## Brief
Go through the entries below and copy each line containing the word "Johann".

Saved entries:
## START
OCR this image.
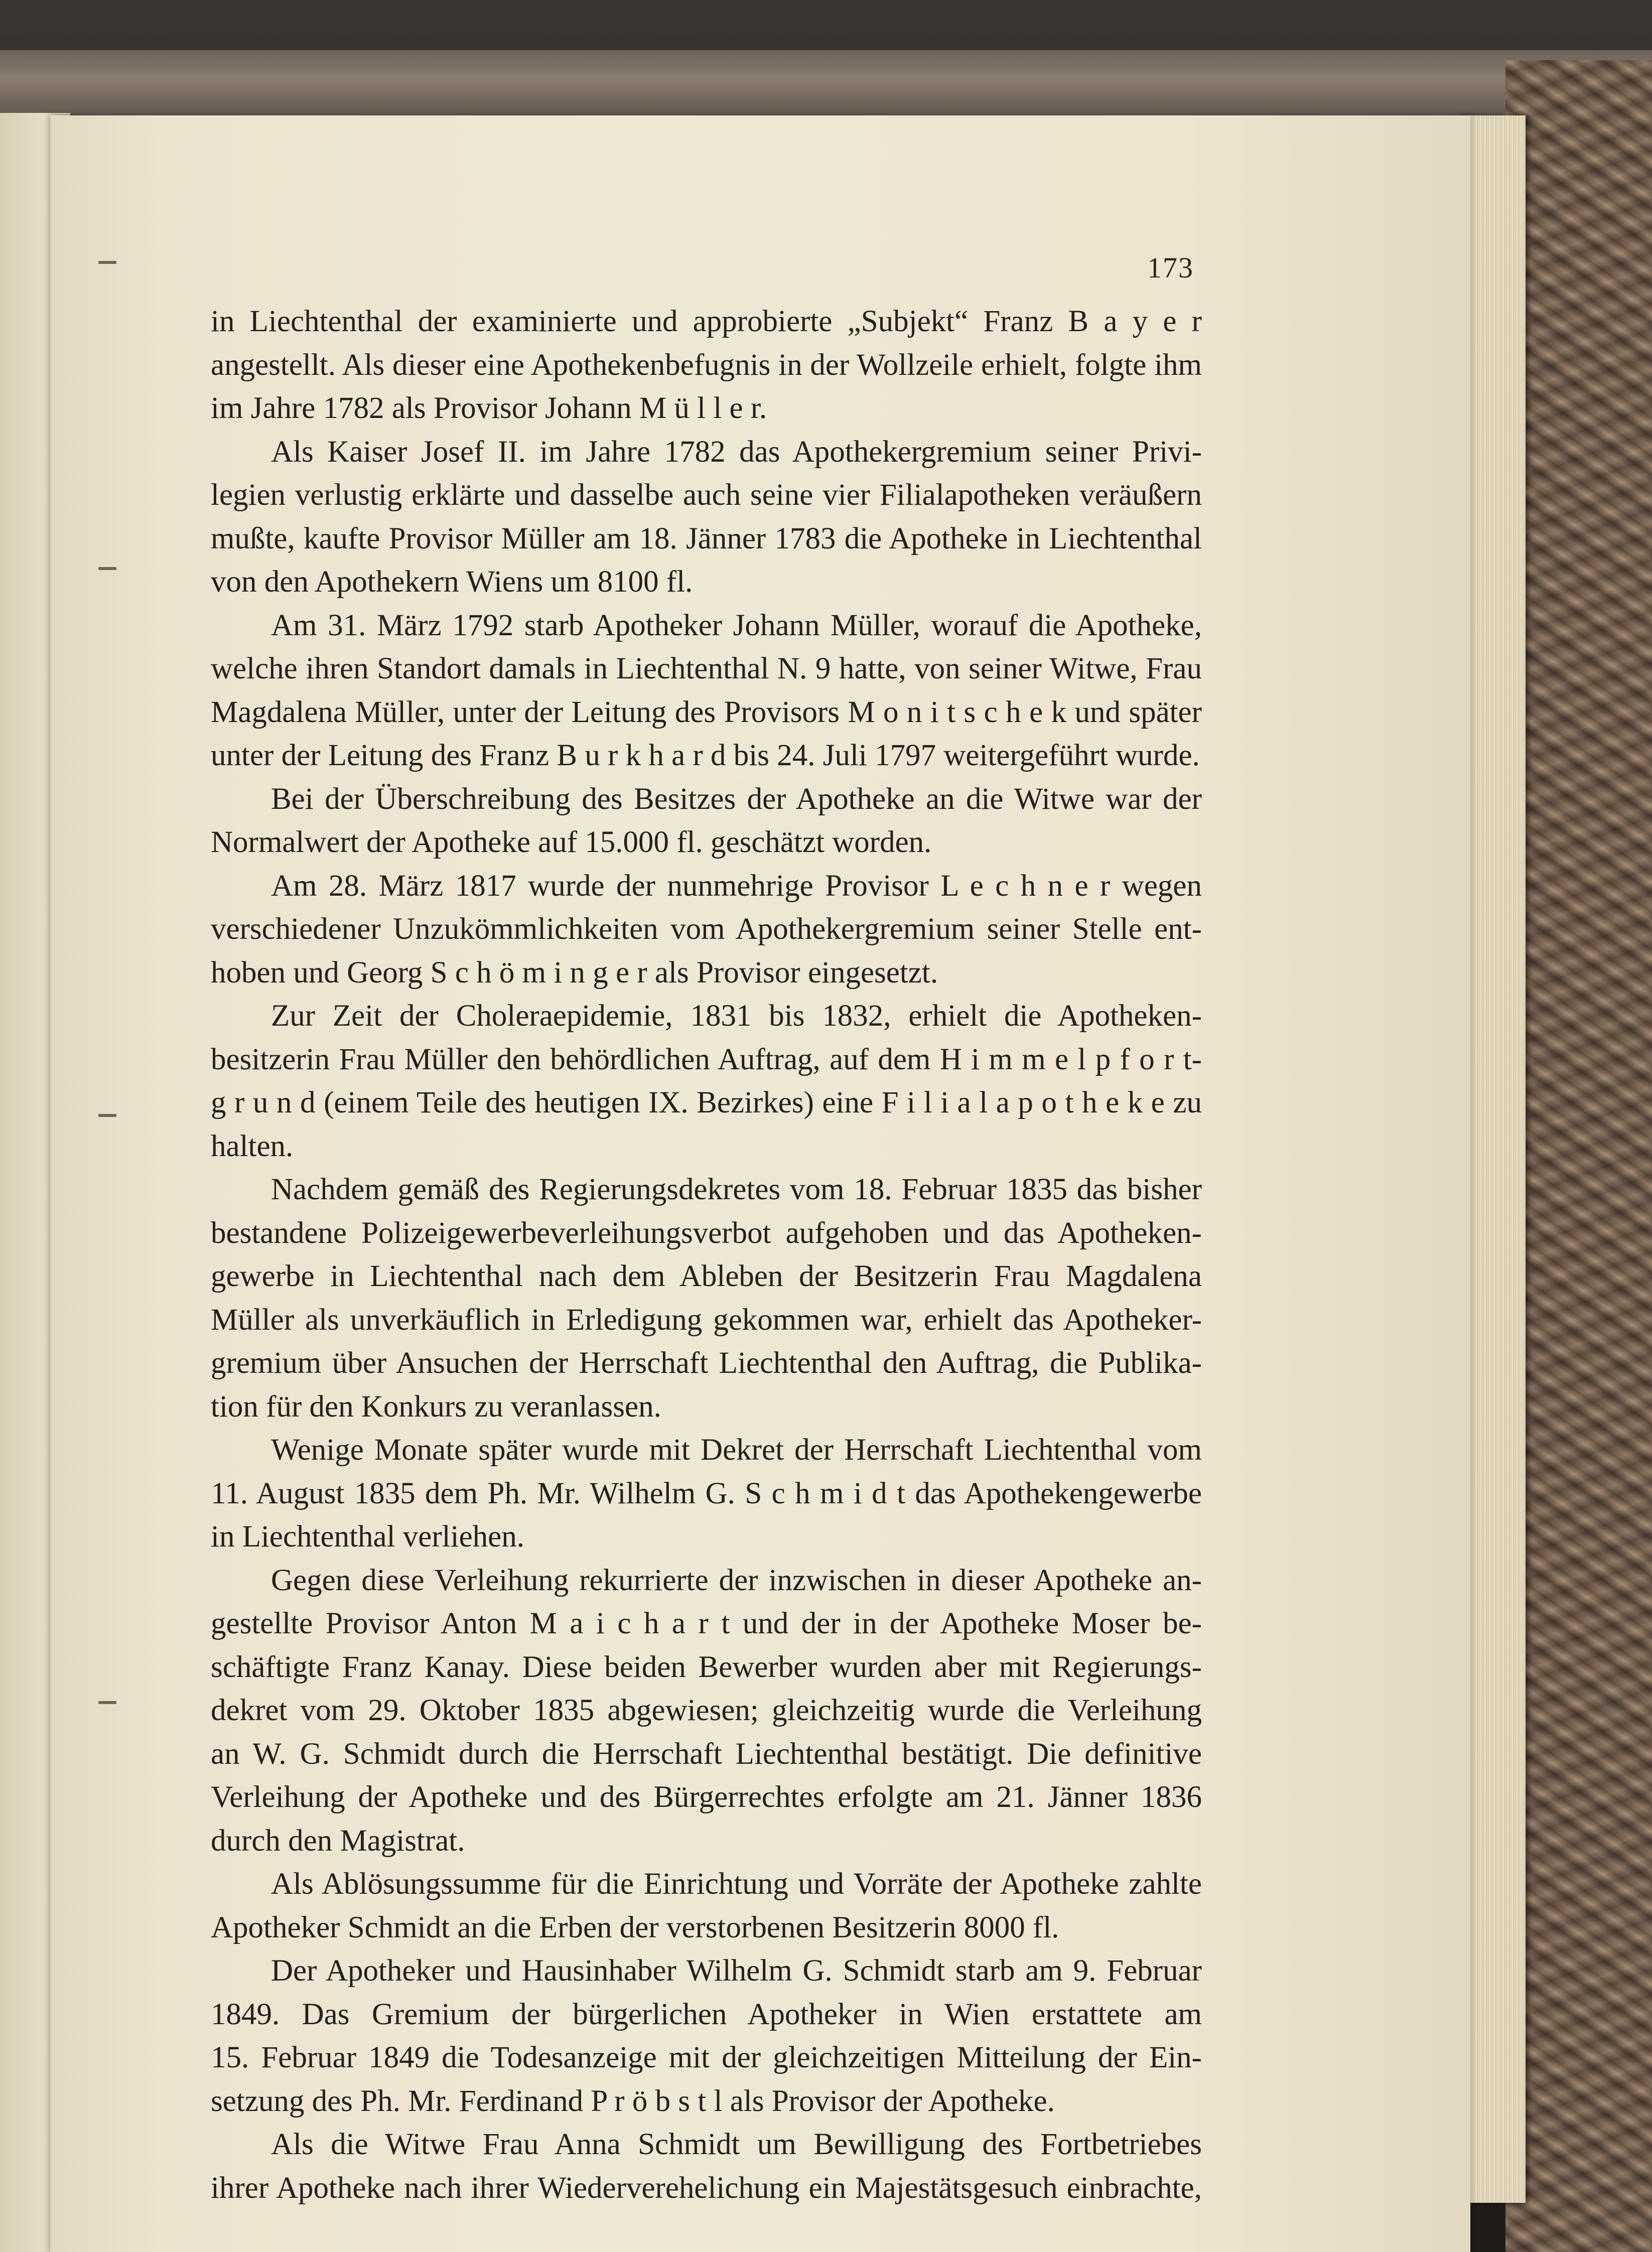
173
in Liechtenthal der examinierte und approbierte „Subjekt“ Franz B a y e r
angestellt. Als dieser eine Apothekenbefugnis in der Wollzeile erhielt, folgte ihm
im Jahre 1782 als Provisor Johann M ü l l e r.
Als Kaiser Josef II. im Jahre 1782 das Apothekergremium seiner Privi-
legien verlustig erklärte und dasselbe auch seine vier Filialapotheken veräußern
mußte, kaufte Provisor Müller am 18. Jänner 1783 die Apotheke in Liechtenthal
von den Apothekern Wiens um 8100 fl.
Am 31. März 1792 starb Apotheker Johann Müller, worauf die Apotheke,
welche ihren Standort damals in Liechtenthal N. 9 hatte, von seiner Witwe, Frau
Magdalena Müller, unter der Leitung des Provisors M o n i t s c h e k und später
unter der Leitung des Franz B u r k h a r d bis 24. Juli 1797 weitergeführt wurde.
Bei der Überschreibung des Besitzes der Apotheke an die Witwe war der
Normalwert der Apotheke auf 15.000 fl. geschätzt worden.
Am 28. März 1817 wurde der nunmehrige Provisor L e c h n e r wegen
verschiedener Unzukömmlichkeiten vom Apothekergremium seiner Stelle ent-
hoben und Georg S c h ö m i n g e r als Provisor eingesetzt.
Zur Zeit der Choleraepidemie, 1831 bis 1832, erhielt die Apotheken-
besitzerin Frau Müller den behördlichen Auftrag, auf dem H i m m e l p f o r t-
g r u n d (einem Teile des heutigen IX. Bezirkes) eine F i l i a l a p o t h e k e zu
halten.
Nachdem gemäß des Regierungsdekretes vom 18. Februar 1835 das bisher
bestandene Polizeigewerbeverleihungsverbot aufgehoben und das Apotheken-
gewerbe in Liechtenthal nach dem Ableben der Besitzerin Frau Magdalena
Müller als unverkäuflich in Erledigung gekommen war, erhielt das Apotheker-
gremium über Ansuchen der Herrschaft Liechtenthal den Auftrag, die Publika-
tion für den Konkurs zu veranlassen.
Wenige Monate später wurde mit Dekret der Herrschaft Liechtenthal vom
11. August 1835 dem Ph. Mr. Wilhelm G. S c h m i d t das Apothekengewerbe
in Liechtenthal verliehen.
Gegen diese Verleihung rekurrierte der inzwischen in dieser Apotheke an-
gestellte Provisor Anton M a i c h a r t und der in der Apotheke Moser be-
schäftigte Franz Kanay. Diese beiden Bewerber wurden aber mit Regierungs-
dekret vom 29. Oktober 1835 abgewiesen; gleichzeitig wurde die Verleihung
an W. G. Schmidt durch die Herrschaft Liechtenthal bestätigt. Die definitive
Verleihung der Apotheke und des Bürgerrechtes erfolgte am 21. Jänner 1836
durch den Magistrat.
Als Ablösungssumme für die Einrichtung und Vorräte der Apotheke zahlte
Apotheker Schmidt an die Erben der verstorbenen Besitzerin 8000 fl.
Der Apotheker und Hausinhaber Wilhelm G. Schmidt starb am 9. Februar
1849. Das Gremium der bürgerlichen Apotheker in Wien erstattete am
15. Februar 1849 die Todesanzeige mit der gleichzeitigen Mitteilung der Ein-
setzung des Ph. Mr. Ferdinand P r ö b s t l als Provisor der Apotheke.
Als die Witwe Frau Anna Schmidt um Bewilligung des Fortbetriebes
ihrer Apotheke nach ihrer Wiederverehelichung ein Majestätsgesuch einbrachte,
## END
## Output below
im Jahre 1782 als Provisor Johann M ü l l e r.
Am 31. März 1792 starb Apotheker Johann Müller, worauf die Apotheke,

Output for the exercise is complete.